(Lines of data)
++++++++++++++++++++

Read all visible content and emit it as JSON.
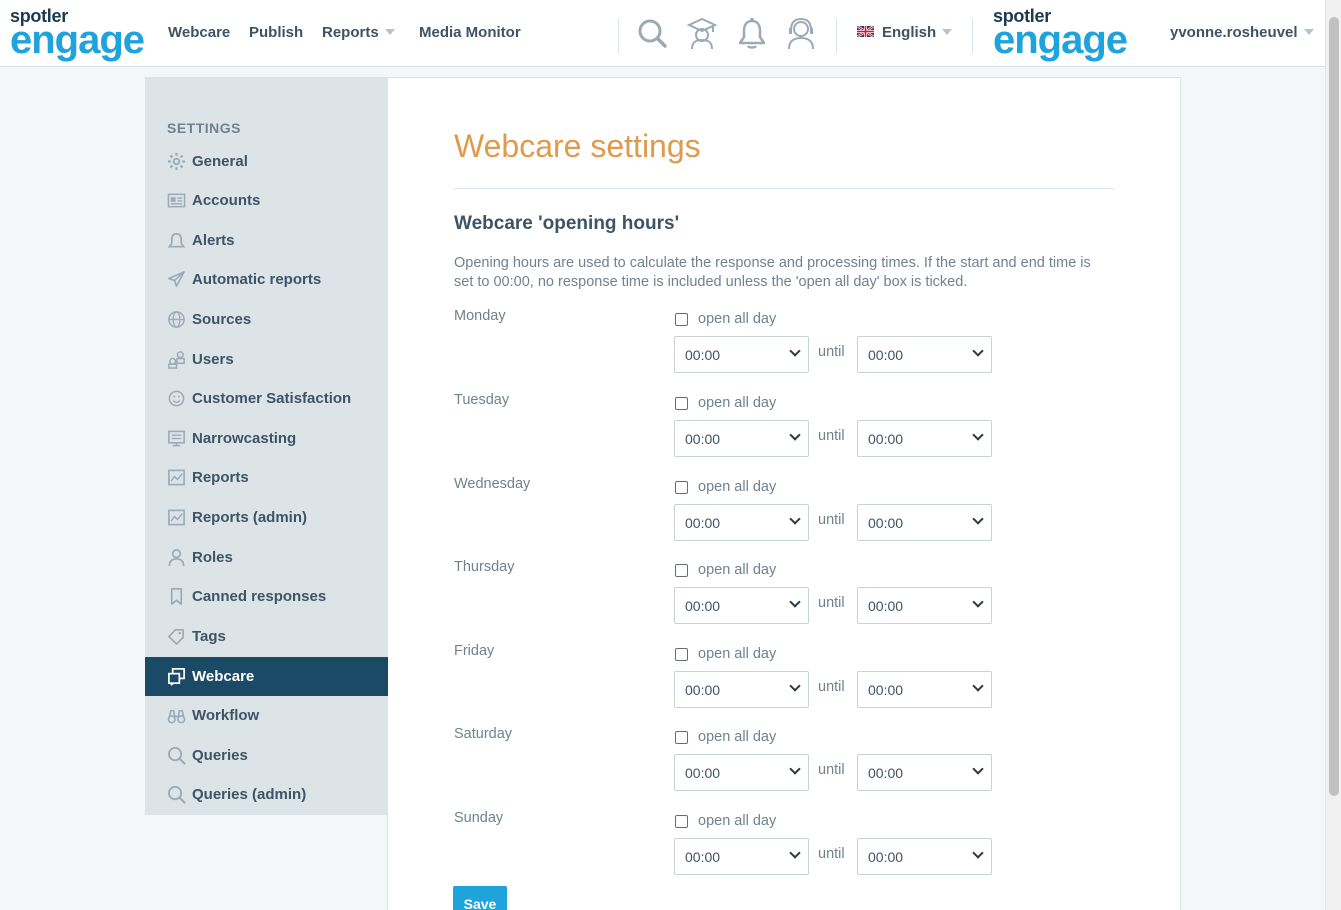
{
  "brand": {
    "top": "spotler",
    "bottom": "engage"
  },
  "nav": [
    {
      "label": "Webcare",
      "dropdown": false
    },
    {
      "label": "Publish",
      "dropdown": false
    },
    {
      "label": "Reports",
      "dropdown": true
    },
    {
      "label": "Media Monitor",
      "dropdown": false
    }
  ],
  "header_icons": [
    "search-icon",
    "graduation-cap-icon",
    "bell-icon",
    "headset-icon"
  ],
  "language": "English",
  "user": "yvonne.rosheuvel",
  "sidebar": {
    "heading": "SETTINGS",
    "items": [
      {
        "label": "General",
        "icon": "gear-icon",
        "active": false
      },
      {
        "label": "Accounts",
        "icon": "id-card-icon",
        "active": false
      },
      {
        "label": "Alerts",
        "icon": "bell-icon",
        "active": false
      },
      {
        "label": "Automatic reports",
        "icon": "paper-plane-icon",
        "active": false
      },
      {
        "label": "Sources",
        "icon": "globe-icon",
        "active": false
      },
      {
        "label": "Users",
        "icon": "users-icon",
        "active": false
      },
      {
        "label": "Customer Satisfaction",
        "icon": "smiley-icon",
        "active": false
      },
      {
        "label": "Narrowcasting",
        "icon": "monitor-icon",
        "active": false
      },
      {
        "label": "Reports",
        "icon": "chart-icon",
        "active": false
      },
      {
        "label": "Reports (admin)",
        "icon": "chart-icon",
        "active": false
      },
      {
        "label": "Roles",
        "icon": "person-icon",
        "active": false
      },
      {
        "label": "Canned responses",
        "icon": "bookmark-icon",
        "active": false
      },
      {
        "label": "Tags",
        "icon": "tag-icon",
        "active": false
      },
      {
        "label": "Webcare",
        "icon": "chat-windows-icon",
        "active": true
      },
      {
        "label": "Workflow",
        "icon": "binoculars-icon",
        "active": false
      },
      {
        "label": "Queries",
        "icon": "magnifier-icon",
        "active": false
      },
      {
        "label": "Queries (admin)",
        "icon": "magnifier-icon",
        "active": false
      }
    ]
  },
  "main": {
    "title": "Webcare settings",
    "section_title": "Webcare 'opening hours'",
    "description": "Opening hours are used to calculate the response and processing times. If the start and end time is set to 00:00, no response time is included unless the 'open all day' box is ticked.",
    "open_all_day_label": "open all day",
    "until_label": "until",
    "days": [
      {
        "name": "Monday",
        "open_all_day": false,
        "start": "00:00",
        "end": "00:00"
      },
      {
        "name": "Tuesday",
        "open_all_day": false,
        "start": "00:00",
        "end": "00:00"
      },
      {
        "name": "Wednesday",
        "open_all_day": false,
        "start": "00:00",
        "end": "00:00"
      },
      {
        "name": "Thursday",
        "open_all_day": false,
        "start": "00:00",
        "end": "00:00"
      },
      {
        "name": "Friday",
        "open_all_day": false,
        "start": "00:00",
        "end": "00:00"
      },
      {
        "name": "Saturday",
        "open_all_day": false,
        "start": "00:00",
        "end": "00:00"
      },
      {
        "name": "Sunday",
        "open_all_day": false,
        "start": "00:00",
        "end": "00:00"
      }
    ],
    "save_label": "Save"
  },
  "colors": {
    "accent_blue": "#1fa3dd",
    "title_orange": "#e09a4c",
    "active_nav": "#1b4a66"
  }
}
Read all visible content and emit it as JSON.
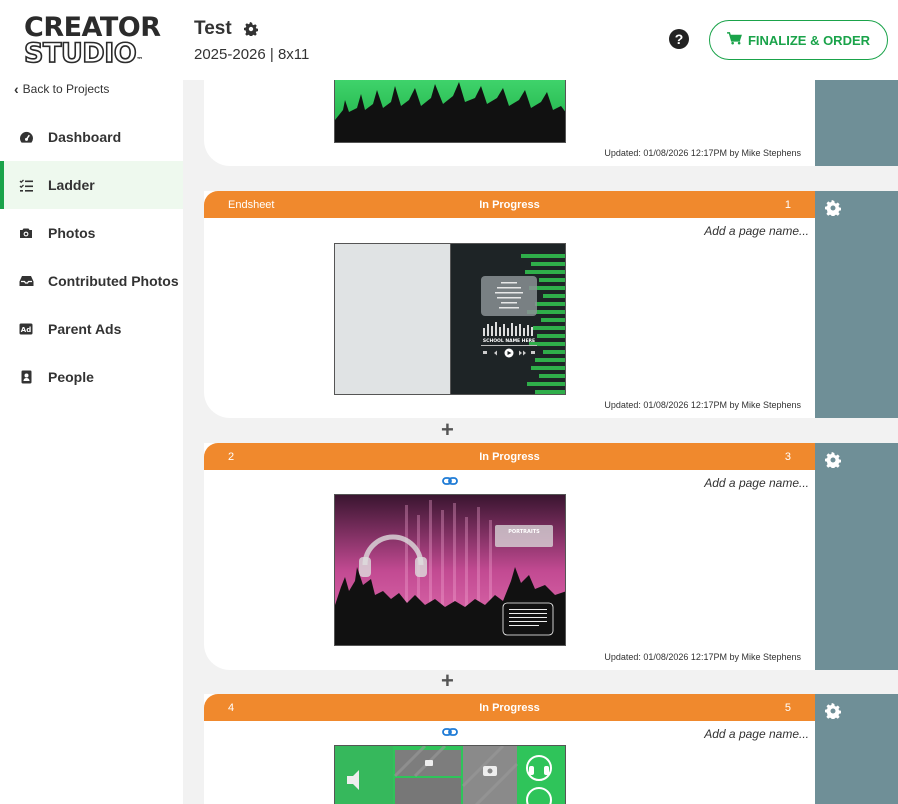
{
  "logo": {
    "line1": "CREATOR",
    "line2": "STUDIO",
    "tm": "™"
  },
  "sidebar": {
    "back_label": "Back to Projects",
    "items": [
      {
        "label": "Dashboard",
        "icon": "dashboard-icon"
      },
      {
        "label": "Ladder",
        "icon": "ladder-list-icon",
        "active": true
      },
      {
        "label": "Photos",
        "icon": "camera-icon"
      },
      {
        "label": "Contributed Photos",
        "icon": "inbox-icon"
      },
      {
        "label": "Parent Ads",
        "icon": "ad-icon"
      },
      {
        "label": "People",
        "icon": "person-badge-icon"
      }
    ]
  },
  "header": {
    "title": "Test",
    "subtitle": "2025-2026 | 8x11",
    "help": "?",
    "finalize_label": "FINALIZE & ORDER"
  },
  "colors": {
    "accent_green": "#1aa34a",
    "bar_orange": "#f0892d",
    "side_panel": "#6f8f97"
  },
  "cards": [
    {
      "updated": "Updated: 01/08/2026 12:17PM by Mike Stephens"
    },
    {
      "left": "Endsheet",
      "status": "In Progress",
      "right": "1",
      "page_name_placeholder": "Add a page name...",
      "updated": "Updated: 01/08/2026 12:17PM by Mike Stephens",
      "thumb_text": "SCHOOL NAME HERE"
    },
    {
      "left": "2",
      "status": "In Progress",
      "right": "3",
      "page_name_placeholder": "Add a page name...",
      "updated": "Updated: 01/08/2026 12:17PM by Mike Stephens",
      "thumb_text": "PORTRAITS"
    },
    {
      "left": "4",
      "status": "In Progress",
      "right": "5",
      "page_name_placeholder": "Add a page name..."
    }
  ],
  "plus_symbol": "+"
}
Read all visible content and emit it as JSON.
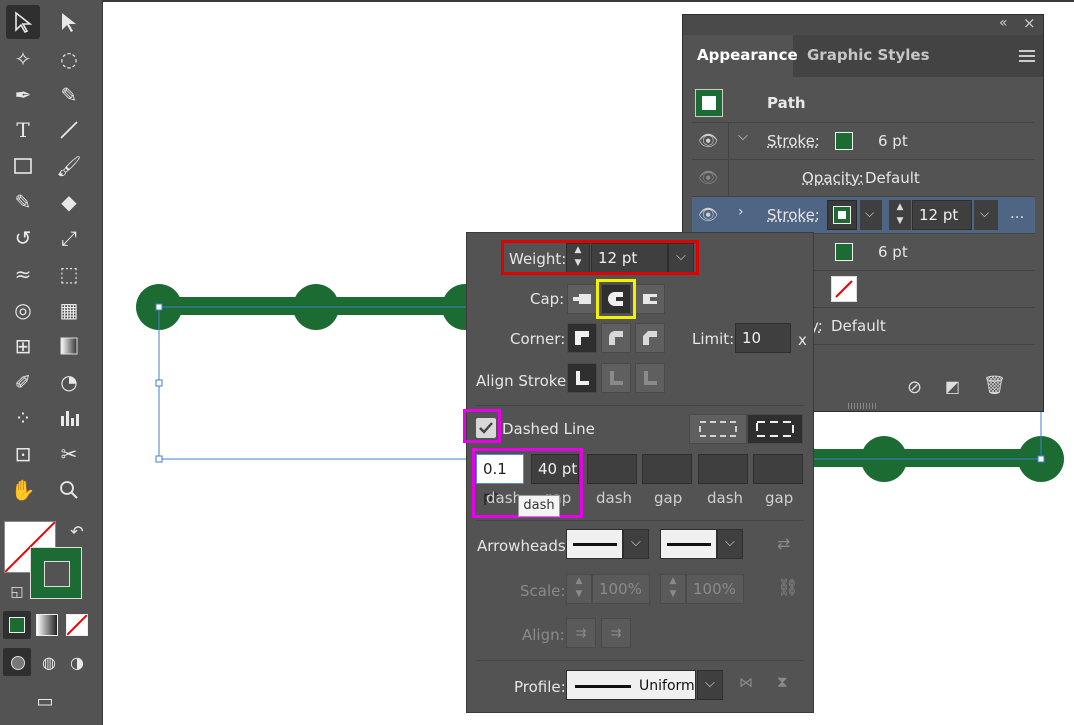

++++++++++++++++++++

Exercise prompt
State how many lines above contain the string "Webcare", with no other words.

Written solution
4